Extract each of the rows below, reproducing every line verbatim.

Rows contained in a dataset
####################

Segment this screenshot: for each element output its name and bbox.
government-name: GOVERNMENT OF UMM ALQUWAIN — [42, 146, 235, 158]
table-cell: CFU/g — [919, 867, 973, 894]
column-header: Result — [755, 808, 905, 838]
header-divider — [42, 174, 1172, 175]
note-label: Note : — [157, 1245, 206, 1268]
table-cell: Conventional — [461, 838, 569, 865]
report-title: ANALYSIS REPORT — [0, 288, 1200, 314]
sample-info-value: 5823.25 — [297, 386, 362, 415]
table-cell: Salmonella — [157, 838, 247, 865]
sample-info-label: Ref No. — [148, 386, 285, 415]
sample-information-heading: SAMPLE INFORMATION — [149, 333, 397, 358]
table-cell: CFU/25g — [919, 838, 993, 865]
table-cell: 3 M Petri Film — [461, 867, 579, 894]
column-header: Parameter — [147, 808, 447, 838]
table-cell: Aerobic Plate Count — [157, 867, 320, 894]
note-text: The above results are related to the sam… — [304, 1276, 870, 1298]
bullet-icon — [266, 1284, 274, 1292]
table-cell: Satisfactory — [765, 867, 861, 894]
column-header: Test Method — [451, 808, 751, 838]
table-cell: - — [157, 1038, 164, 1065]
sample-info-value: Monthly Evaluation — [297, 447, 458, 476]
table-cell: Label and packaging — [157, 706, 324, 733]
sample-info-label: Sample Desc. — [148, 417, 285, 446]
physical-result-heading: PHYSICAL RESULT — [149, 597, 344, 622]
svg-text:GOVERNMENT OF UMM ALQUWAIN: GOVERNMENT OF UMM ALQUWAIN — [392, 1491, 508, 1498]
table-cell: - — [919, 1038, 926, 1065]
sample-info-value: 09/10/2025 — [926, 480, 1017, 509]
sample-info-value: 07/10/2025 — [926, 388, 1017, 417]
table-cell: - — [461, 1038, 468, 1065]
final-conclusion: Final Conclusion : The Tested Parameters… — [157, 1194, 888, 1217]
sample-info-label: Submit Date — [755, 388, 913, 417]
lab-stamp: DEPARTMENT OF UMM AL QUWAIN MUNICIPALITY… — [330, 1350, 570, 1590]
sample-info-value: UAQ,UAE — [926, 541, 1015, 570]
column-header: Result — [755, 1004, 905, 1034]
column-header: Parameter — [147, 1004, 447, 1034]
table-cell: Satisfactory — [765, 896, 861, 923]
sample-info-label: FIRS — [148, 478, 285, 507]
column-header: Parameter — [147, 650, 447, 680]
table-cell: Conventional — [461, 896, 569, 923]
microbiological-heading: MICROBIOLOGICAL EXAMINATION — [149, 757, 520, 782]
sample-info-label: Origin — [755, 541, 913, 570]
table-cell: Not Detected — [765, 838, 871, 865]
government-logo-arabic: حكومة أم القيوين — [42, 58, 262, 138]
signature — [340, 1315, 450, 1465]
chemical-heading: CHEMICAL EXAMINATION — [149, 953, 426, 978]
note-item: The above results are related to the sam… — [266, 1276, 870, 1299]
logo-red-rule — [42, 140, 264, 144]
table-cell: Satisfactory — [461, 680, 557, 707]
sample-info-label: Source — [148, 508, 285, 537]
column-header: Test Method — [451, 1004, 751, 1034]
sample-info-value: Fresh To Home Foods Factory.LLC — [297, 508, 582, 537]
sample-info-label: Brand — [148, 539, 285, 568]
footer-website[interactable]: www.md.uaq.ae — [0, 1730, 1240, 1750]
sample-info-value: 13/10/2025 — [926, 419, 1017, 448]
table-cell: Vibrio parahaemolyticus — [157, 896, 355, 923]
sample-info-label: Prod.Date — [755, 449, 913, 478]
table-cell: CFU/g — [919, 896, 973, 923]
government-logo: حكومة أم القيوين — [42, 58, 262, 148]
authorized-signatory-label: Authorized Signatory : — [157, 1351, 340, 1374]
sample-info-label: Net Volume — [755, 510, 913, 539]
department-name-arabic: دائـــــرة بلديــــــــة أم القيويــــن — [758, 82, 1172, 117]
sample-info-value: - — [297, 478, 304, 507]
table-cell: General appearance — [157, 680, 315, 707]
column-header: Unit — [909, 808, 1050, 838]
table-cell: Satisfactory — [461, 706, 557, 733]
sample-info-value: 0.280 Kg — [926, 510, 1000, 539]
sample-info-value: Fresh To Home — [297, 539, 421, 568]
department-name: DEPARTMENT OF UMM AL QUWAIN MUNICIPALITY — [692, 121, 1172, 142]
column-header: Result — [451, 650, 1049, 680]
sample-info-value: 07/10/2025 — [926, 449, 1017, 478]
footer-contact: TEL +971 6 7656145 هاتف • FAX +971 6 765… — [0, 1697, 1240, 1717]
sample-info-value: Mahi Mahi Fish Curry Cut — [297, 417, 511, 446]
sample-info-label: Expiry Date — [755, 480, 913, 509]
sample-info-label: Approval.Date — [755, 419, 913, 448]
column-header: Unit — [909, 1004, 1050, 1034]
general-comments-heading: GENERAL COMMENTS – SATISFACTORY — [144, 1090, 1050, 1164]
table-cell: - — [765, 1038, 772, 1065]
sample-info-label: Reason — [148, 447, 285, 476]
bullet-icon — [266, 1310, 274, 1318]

####################

TASK RESPONSE.
Segment this screenshot: for each element output its name and bbox.
government-name: GOVERNMENT OF UMM ALQUWAIN — [42, 146, 235, 158]
table-cell: CFU/g — [919, 867, 973, 894]
column-header: Result — [755, 808, 905, 838]
header-divider — [42, 174, 1172, 175]
note-label: Note : — [157, 1245, 206, 1268]
table-cell: Conventional — [461, 838, 569, 865]
report-title: ANALYSIS REPORT — [0, 288, 1200, 314]
sample-info-value: 5823.25 — [297, 386, 362, 415]
table-cell: Salmonella — [157, 838, 247, 865]
sample-info-label: Ref No. — [148, 386, 285, 415]
sample-information-heading: SAMPLE INFORMATION — [149, 333, 397, 358]
table-cell: CFU/25g — [919, 838, 993, 865]
table-cell: 3 M Petri Film — [461, 867, 579, 894]
column-header: Parameter — [147, 808, 447, 838]
table-cell: Aerobic Plate Count — [157, 867, 320, 894]
note-text: The above results are related to the sam… — [304, 1276, 870, 1298]
bullet-icon — [266, 1284, 274, 1292]
table-cell: Satisfactory — [765, 867, 861, 894]
column-header: Test Method — [451, 808, 751, 838]
table-cell: - — [157, 1038, 164, 1065]
sample-info-value: Monthly Evaluation — [297, 447, 458, 476]
table-cell: Label and packaging — [157, 706, 324, 733]
sample-info-label: Sample Desc. — [148, 417, 285, 446]
physical-result-heading: PHYSICAL RESULT — [149, 597, 344, 622]
svg-text:GOVERNMENT OF UMM ALQUWAIN: GOVERNMENT OF UMM ALQUWAIN — [392, 1491, 508, 1498]
table-cell: - — [919, 1038, 926, 1065]
sample-info-value: 09/10/2025 — [926, 480, 1017, 509]
sample-info-value: 07/10/2025 — [926, 388, 1017, 417]
table-cell: - — [461, 1038, 468, 1065]
final-conclusion: Final Conclusion : The Tested Parameters… — [157, 1194, 888, 1217]
sample-info-label: Submit Date — [755, 388, 913, 417]
lab-stamp: DEPARTMENT OF UMM AL QUWAIN MUNICIPALITY… — [330, 1350, 570, 1590]
sample-info-value: UAQ,UAE — [926, 541, 1015, 570]
column-header: Result — [755, 1004, 905, 1034]
column-header: Parameter — [147, 1004, 447, 1034]
table-cell: Satisfactory — [765, 896, 861, 923]
sample-info-label: FIRS — [148, 478, 285, 507]
column-header: Parameter — [147, 650, 447, 680]
table-cell: Conventional — [461, 896, 569, 923]
microbiological-heading: MICROBIOLOGICAL EXAMINATION — [149, 757, 520, 782]
sample-info-label: Origin — [755, 541, 913, 570]
table-cell: Not Detected — [765, 838, 871, 865]
government-logo-arabic: حكومة أم القيوين — [42, 58, 262, 138]
signature — [340, 1315, 450, 1465]
chemical-heading: CHEMICAL EXAMINATION — [149, 953, 426, 978]
note-item: The above results are related to the sam… — [266, 1276, 870, 1299]
logo-red-rule — [42, 140, 264, 144]
table-cell: Satisfactory — [461, 680, 557, 707]
sample-info-label: Source — [148, 508, 285, 537]
column-header: Test Method — [451, 1004, 751, 1034]
sample-info-value: Fresh To Home Foods Factory.LLC — [297, 508, 582, 537]
sample-info-label: Brand — [148, 539, 285, 568]
footer-website[interactable]: www.md.uaq.ae — [0, 1730, 1240, 1750]
sample-info-value: 13/10/2025 — [926, 419, 1017, 448]
table-cell: Vibrio parahaemolyticus — [157, 896, 355, 923]
sample-info-label: Prod.Date — [755, 449, 913, 478]
table-cell: CFU/g — [919, 896, 973, 923]
government-logo: حكومة أم القيوين — [42, 58, 262, 148]
authorized-signatory-label: Authorized Signatory : — [157, 1351, 340, 1374]
sample-info-label: Net Volume — [755, 510, 913, 539]
department-name-arabic: دائـــــرة بلديــــــــة أم القيويــــن — [758, 82, 1172, 117]
sample-info-value: - — [297, 478, 304, 507]
table-cell: General appearance — [157, 680, 315, 707]
column-header: Unit — [909, 808, 1050, 838]
table-cell: Satisfactory — [461, 706, 557, 733]
sample-info-value: 0.280 Kg — [926, 510, 1000, 539]
sample-info-value: Fresh To Home — [297, 539, 421, 568]
department-name: DEPARTMENT OF UMM AL QUWAIN MUNICIPALITY — [692, 121, 1172, 142]
column-header: Result — [451, 650, 1049, 680]
sample-info-value: 07/10/2025 — [926, 449, 1017, 478]
footer-contact: TEL +971 6 7656145 هاتف • FAX +971 6 765… — [0, 1697, 1240, 1717]
sample-info-value: Mahi Mahi Fish Curry Cut — [297, 417, 511, 446]
sample-info-label: Expiry Date — [755, 480, 913, 509]
sample-info-label: Approval.Date — [755, 419, 913, 448]
column-header: Unit — [909, 1004, 1050, 1034]
general-comments-heading: GENERAL COMMENTS – SATISFACTORY — [144, 1090, 1050, 1164]
table-cell: - — [765, 1038, 772, 1065]
sample-info-label: Reason — [148, 447, 285, 476]
bullet-icon — [266, 1310, 274, 1318]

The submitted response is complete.